EXERCISE OBJECTIVE:
What is the number of lines holding the word "一年四季分明"? Write that number and nothing else.

** Begin STORED RECORDS **

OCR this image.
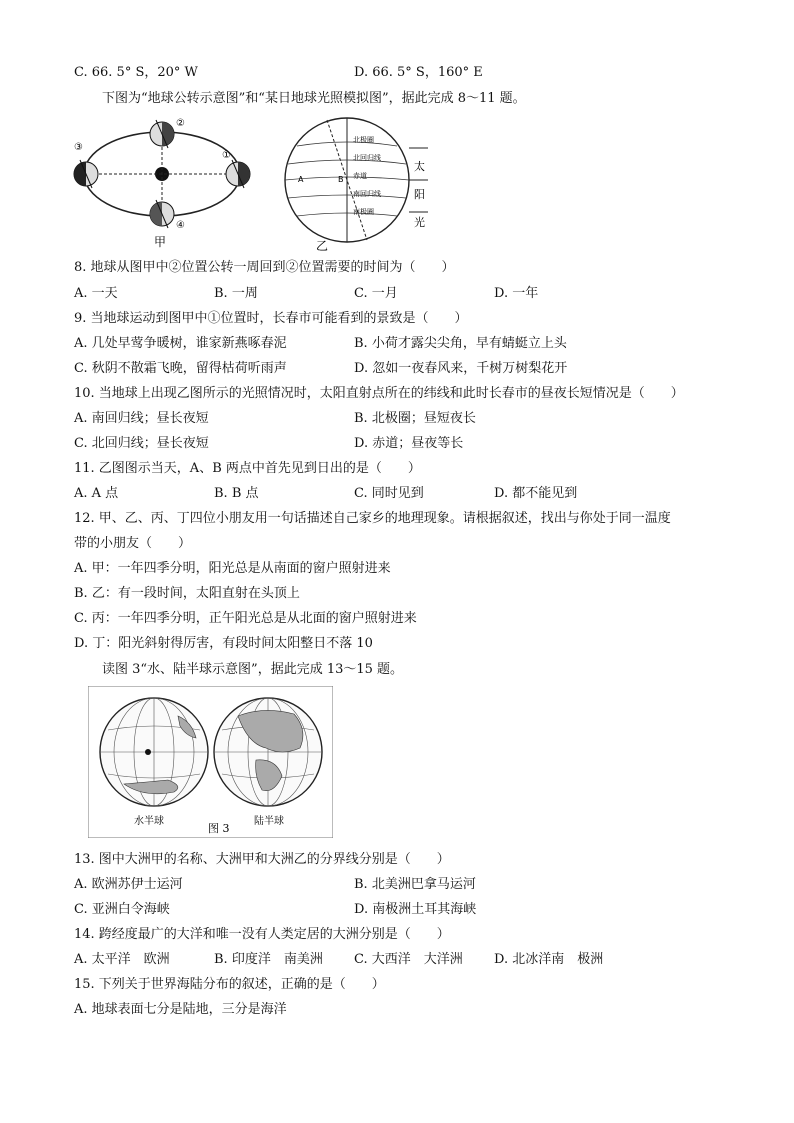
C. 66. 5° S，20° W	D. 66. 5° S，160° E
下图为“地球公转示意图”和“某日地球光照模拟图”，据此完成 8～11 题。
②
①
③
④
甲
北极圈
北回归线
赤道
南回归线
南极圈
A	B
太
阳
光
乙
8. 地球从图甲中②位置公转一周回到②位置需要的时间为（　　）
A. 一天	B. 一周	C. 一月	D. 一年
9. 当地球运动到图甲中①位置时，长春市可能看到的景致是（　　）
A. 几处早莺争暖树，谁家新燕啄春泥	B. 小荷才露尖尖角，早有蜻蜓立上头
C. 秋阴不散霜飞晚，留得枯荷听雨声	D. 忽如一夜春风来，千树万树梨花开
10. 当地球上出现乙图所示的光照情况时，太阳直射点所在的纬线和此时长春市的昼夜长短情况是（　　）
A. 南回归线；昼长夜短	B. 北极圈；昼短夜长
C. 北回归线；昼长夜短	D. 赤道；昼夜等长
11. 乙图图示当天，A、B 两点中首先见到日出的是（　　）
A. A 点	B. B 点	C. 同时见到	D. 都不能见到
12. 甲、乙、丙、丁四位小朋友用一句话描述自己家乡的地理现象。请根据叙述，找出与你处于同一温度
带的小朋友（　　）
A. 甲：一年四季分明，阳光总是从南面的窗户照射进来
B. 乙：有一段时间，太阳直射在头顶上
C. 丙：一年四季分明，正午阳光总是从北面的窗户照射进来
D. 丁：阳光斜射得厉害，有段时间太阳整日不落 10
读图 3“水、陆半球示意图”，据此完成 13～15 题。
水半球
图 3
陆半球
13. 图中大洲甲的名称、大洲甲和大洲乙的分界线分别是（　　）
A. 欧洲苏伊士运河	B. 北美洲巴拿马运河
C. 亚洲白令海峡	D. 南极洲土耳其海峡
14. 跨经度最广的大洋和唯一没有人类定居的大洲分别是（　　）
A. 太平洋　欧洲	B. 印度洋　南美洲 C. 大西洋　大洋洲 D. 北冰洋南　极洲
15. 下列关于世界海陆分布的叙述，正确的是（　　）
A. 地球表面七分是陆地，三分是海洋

** End STORED RECORDS **
** Begin STORED RECORDS **

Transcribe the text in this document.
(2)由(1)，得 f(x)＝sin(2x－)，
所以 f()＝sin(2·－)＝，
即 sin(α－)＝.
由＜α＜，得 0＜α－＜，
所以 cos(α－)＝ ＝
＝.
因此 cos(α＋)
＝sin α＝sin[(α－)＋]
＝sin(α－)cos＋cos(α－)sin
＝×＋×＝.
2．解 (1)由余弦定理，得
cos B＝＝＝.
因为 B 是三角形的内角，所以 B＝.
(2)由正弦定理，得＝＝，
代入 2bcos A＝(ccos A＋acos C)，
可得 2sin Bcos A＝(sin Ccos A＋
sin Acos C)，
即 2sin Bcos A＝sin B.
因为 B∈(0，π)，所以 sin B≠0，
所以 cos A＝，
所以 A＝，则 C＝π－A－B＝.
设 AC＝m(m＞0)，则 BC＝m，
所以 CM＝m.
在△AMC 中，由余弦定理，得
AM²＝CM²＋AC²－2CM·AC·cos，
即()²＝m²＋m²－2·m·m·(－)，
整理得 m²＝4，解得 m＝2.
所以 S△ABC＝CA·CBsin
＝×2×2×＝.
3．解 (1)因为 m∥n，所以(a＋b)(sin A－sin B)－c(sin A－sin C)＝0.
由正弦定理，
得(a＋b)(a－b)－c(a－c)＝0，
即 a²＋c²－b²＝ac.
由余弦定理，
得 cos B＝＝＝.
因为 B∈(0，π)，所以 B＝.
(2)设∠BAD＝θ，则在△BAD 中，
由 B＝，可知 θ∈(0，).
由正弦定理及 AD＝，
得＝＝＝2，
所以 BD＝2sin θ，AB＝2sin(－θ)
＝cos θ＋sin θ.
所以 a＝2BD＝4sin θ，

** End STORED RECORDS **
** Begin STORED RECORDS **

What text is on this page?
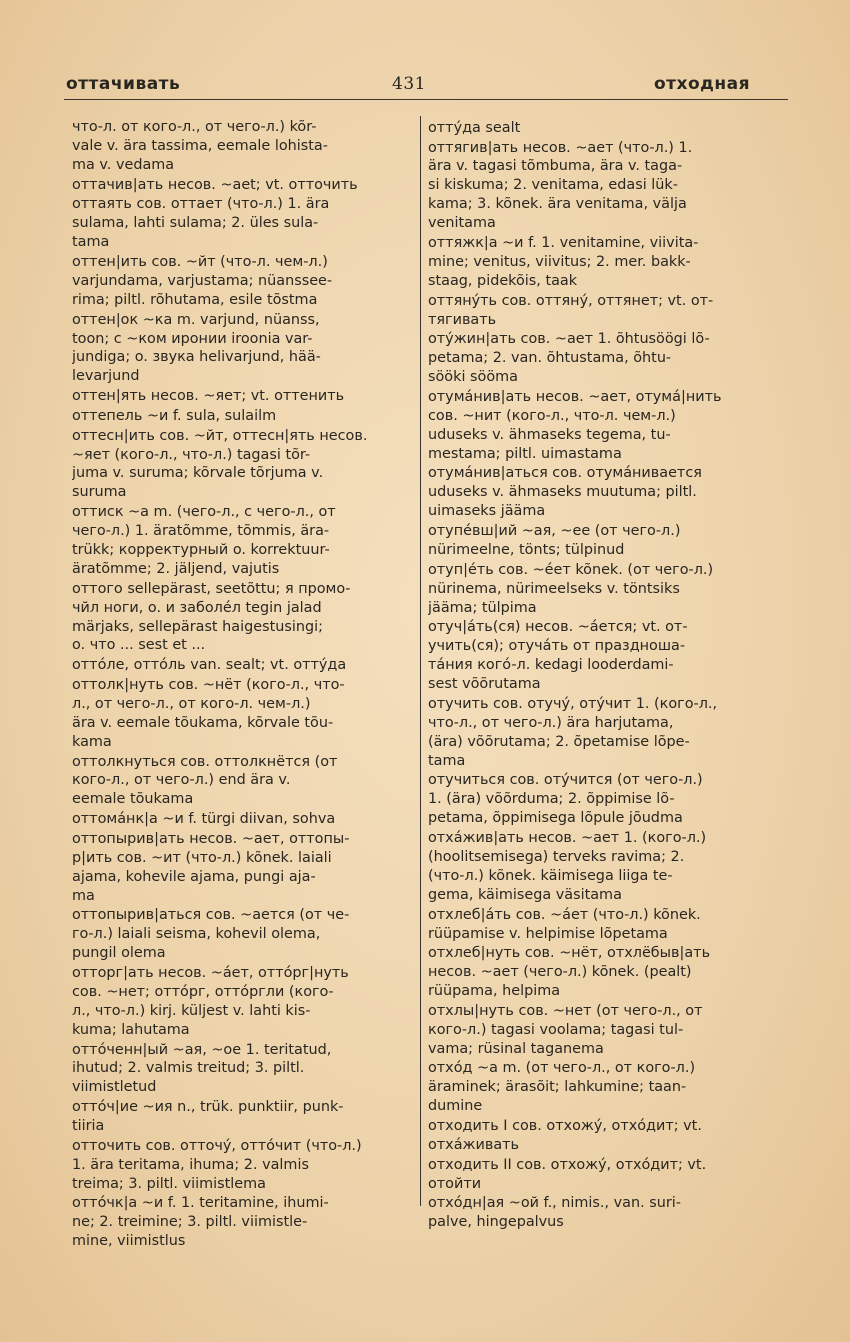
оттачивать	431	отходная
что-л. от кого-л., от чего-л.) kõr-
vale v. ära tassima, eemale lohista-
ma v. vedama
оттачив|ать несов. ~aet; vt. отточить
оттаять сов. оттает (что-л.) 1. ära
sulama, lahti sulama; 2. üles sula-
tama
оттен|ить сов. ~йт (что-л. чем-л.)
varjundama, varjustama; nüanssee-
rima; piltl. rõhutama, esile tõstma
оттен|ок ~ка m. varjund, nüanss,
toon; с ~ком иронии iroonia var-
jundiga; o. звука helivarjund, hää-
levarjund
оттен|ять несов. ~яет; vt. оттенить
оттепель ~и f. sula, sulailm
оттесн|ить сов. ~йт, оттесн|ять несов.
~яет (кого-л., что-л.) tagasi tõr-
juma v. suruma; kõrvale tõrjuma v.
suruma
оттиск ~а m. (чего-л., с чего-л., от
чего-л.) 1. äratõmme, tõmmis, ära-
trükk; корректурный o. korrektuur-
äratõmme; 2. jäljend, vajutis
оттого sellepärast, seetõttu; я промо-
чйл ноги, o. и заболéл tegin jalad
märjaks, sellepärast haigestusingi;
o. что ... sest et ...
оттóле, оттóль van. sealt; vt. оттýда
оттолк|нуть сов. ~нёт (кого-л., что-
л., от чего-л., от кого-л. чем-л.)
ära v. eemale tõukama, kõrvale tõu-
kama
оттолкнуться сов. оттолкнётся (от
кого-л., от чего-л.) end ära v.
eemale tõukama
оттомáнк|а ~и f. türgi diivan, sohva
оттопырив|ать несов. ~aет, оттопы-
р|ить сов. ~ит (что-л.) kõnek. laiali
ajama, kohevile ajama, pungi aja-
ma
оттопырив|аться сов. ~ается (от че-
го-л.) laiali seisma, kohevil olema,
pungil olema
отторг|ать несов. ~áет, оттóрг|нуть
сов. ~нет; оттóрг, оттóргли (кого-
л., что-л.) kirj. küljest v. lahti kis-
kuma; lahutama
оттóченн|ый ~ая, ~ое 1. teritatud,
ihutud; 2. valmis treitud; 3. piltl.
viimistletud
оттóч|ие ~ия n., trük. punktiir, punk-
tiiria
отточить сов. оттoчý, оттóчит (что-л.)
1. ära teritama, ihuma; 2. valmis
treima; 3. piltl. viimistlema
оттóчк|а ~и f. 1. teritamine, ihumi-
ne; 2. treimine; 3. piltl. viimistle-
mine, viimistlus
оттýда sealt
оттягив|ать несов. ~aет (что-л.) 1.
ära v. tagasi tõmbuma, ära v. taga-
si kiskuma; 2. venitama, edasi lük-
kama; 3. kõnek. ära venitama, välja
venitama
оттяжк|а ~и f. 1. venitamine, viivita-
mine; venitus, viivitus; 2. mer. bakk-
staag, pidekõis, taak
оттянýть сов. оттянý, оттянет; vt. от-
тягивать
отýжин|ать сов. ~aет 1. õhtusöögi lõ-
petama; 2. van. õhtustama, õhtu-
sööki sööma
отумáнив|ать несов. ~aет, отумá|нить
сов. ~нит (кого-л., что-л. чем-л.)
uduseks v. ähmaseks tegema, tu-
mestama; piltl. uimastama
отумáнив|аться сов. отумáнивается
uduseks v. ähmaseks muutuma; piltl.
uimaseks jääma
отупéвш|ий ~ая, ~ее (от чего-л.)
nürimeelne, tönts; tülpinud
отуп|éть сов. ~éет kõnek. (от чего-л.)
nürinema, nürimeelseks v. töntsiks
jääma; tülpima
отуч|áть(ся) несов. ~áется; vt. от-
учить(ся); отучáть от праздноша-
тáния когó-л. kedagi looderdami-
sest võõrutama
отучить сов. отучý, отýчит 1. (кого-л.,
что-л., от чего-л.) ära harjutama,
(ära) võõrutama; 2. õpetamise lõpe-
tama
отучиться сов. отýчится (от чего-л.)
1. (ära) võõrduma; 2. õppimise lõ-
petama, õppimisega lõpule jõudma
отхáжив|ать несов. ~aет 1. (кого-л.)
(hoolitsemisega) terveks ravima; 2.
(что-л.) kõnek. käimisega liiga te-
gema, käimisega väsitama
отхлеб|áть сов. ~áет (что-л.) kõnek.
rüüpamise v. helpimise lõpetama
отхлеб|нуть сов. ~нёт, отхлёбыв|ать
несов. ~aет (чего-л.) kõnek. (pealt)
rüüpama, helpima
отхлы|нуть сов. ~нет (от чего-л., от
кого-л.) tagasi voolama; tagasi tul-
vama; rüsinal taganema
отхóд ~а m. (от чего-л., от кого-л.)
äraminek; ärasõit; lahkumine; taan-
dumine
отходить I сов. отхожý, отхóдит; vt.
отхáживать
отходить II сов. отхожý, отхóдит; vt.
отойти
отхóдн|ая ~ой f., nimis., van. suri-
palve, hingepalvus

** End STORED RECORDS **

PROBLEM SOLUTION:
2